_AIM OF THE TASK_
Copy the lines verbatim, beginning with the line that contains "Transcribe this image's" and continuing through the end of the data, and only those lines.

>> Begin

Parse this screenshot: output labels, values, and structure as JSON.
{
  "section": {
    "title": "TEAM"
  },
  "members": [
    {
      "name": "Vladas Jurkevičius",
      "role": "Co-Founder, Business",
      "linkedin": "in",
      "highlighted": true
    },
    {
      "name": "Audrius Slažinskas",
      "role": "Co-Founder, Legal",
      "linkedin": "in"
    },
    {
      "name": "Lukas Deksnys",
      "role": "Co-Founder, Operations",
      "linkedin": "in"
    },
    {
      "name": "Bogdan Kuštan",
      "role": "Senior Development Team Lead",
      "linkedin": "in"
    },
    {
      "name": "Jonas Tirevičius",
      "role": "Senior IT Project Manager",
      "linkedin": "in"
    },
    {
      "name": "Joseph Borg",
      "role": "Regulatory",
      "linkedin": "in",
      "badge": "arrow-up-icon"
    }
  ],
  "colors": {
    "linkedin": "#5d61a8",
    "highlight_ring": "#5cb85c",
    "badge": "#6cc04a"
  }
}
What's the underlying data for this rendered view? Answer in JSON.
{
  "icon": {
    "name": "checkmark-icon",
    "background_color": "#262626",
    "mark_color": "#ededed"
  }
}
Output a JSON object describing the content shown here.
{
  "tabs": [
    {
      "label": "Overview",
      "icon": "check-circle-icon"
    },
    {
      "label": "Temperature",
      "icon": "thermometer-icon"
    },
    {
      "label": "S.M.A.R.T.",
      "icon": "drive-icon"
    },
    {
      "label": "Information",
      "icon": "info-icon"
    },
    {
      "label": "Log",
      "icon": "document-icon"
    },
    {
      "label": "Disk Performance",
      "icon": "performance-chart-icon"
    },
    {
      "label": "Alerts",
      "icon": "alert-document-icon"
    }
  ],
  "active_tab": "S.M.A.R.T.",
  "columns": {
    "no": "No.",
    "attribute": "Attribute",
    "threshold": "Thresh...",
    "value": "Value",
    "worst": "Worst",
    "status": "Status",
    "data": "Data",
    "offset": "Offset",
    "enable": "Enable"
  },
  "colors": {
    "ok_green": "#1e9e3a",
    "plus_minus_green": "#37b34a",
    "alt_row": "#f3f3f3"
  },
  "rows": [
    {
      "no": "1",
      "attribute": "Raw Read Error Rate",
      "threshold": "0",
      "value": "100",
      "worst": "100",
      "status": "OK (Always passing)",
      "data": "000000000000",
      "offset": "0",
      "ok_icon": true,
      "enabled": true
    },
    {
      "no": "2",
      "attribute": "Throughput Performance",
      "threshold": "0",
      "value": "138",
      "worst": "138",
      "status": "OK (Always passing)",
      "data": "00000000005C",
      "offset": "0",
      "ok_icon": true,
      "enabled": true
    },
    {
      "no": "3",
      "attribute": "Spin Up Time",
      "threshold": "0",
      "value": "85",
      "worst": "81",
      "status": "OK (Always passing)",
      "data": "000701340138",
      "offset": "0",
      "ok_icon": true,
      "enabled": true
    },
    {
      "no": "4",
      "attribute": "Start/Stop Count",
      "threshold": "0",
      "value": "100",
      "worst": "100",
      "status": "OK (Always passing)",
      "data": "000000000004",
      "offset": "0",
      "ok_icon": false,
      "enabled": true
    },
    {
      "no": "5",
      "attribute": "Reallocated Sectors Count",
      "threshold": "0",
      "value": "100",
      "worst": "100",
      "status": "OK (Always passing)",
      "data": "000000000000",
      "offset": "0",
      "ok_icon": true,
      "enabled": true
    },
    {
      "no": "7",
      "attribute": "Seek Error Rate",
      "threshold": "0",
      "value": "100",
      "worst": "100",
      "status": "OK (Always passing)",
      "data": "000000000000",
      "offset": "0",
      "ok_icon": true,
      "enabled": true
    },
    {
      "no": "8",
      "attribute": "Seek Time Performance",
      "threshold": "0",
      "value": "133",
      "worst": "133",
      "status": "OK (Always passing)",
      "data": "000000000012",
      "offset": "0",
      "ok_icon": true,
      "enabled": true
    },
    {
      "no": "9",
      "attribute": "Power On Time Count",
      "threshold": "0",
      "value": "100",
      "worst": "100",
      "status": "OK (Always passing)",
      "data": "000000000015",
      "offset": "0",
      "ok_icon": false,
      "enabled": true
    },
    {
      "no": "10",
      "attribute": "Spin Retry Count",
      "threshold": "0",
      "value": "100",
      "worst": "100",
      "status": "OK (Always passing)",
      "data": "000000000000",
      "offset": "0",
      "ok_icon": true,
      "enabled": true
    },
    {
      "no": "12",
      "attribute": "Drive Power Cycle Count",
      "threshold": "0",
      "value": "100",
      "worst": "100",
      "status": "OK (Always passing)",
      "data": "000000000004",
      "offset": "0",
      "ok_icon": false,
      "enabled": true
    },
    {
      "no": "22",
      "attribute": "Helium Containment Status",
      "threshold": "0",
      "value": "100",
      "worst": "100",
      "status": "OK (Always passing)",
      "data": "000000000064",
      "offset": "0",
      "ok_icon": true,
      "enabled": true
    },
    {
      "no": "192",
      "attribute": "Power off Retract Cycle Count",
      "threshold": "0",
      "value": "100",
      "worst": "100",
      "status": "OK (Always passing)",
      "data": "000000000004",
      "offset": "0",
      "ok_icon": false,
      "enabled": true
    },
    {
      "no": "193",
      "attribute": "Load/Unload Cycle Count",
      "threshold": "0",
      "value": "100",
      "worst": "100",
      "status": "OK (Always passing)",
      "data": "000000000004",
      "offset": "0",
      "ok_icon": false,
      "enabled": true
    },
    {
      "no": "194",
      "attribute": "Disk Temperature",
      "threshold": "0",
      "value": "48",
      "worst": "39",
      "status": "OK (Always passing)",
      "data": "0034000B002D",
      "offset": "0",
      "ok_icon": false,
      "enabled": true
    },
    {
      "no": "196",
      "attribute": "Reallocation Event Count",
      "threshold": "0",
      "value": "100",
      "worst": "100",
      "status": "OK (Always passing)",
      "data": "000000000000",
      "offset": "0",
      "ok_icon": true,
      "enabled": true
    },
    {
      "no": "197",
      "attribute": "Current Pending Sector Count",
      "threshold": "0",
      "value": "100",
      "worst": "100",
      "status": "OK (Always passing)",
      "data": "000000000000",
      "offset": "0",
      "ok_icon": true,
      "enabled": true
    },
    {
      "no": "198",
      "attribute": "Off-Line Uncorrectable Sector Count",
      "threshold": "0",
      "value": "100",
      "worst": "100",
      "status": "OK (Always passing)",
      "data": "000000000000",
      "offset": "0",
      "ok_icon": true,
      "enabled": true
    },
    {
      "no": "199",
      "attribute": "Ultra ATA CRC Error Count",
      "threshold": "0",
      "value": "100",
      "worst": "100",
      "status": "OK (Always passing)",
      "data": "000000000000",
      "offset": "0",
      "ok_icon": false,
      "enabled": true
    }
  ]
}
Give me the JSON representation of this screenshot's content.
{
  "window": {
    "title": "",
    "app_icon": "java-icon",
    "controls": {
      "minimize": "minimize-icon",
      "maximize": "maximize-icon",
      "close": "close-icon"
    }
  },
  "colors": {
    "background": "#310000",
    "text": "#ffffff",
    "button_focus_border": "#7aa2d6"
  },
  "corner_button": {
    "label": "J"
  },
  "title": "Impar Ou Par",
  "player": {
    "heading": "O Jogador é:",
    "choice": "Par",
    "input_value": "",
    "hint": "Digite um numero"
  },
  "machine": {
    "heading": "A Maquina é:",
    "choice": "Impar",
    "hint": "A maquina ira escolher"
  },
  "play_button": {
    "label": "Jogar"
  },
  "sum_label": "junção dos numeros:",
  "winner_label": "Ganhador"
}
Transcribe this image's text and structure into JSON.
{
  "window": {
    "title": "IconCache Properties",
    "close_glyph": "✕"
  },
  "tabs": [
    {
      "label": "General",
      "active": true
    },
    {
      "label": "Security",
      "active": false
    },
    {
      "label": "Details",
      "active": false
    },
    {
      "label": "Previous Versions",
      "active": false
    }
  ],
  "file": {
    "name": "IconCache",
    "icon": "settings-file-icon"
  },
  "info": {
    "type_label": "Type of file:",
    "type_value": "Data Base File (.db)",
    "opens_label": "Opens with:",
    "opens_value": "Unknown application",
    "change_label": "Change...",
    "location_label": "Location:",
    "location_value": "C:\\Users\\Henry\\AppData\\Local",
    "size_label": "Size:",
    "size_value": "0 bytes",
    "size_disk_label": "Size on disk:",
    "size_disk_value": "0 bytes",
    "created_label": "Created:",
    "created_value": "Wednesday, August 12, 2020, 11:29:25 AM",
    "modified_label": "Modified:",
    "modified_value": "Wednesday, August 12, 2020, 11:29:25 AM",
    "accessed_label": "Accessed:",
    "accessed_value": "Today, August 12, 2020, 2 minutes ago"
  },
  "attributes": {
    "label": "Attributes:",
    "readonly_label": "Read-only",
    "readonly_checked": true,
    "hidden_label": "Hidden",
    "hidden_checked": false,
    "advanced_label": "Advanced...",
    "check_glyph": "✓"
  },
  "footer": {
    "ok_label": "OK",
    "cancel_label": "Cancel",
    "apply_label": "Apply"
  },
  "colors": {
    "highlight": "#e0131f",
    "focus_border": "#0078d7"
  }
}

>> End

_REPLY TO THE TASK_
Transcribe this image's text and structure into JSON.
{
  "window": {
    "title": "IconCache Properties",
    "close_glyph": "✕"
  },
  "tabs": [
    {
      "label": "General",
      "active": true
    },
    {
      "label": "Security",
      "active": false
    },
    {
      "label": "Details",
      "active": false
    },
    {
      "label": "Previous Versions",
      "active": false
    }
  ],
  "file": {
    "name": "IconCache",
    "icon": "settings-file-icon"
  },
  "info": {
    "type_label": "Type of file:",
    "type_value": "Data Base File (.db)",
    "opens_label": "Opens with:",
    "opens_value": "Unknown application",
    "change_label": "Change...",
    "location_label": "Location:",
    "location_value": "C:\\Users\\Henry\\AppData\\Local",
    "size_label": "Size:",
    "size_value": "0 bytes",
    "size_disk_label": "Size on disk:",
    "size_disk_value": "0 bytes",
    "created_label": "Created:",
    "created_value": "Wednesday, August 12, 2020, 11:29:25 AM",
    "modified_label": "Modified:",
    "modified_value": "Wednesday, August 12, 2020, 11:29:25 AM",
    "accessed_label": "Accessed:",
    "accessed_value": "Today, August 12, 2020, 2 minutes ago"
  },
  "attributes": {
    "label": "Attributes:",
    "readonly_label": "Read-only",
    "readonly_checked": true,
    "hidden_label": "Hidden",
    "hidden_checked": false,
    "advanced_label": "Advanced...",
    "check_glyph": "✓"
  },
  "footer": {
    "ok_label": "OK",
    "cancel_label": "Cancel",
    "apply_label": "Apply"
  },
  "colors": {
    "highlight": "#e0131f",
    "focus_border": "#0078d7"
  }
}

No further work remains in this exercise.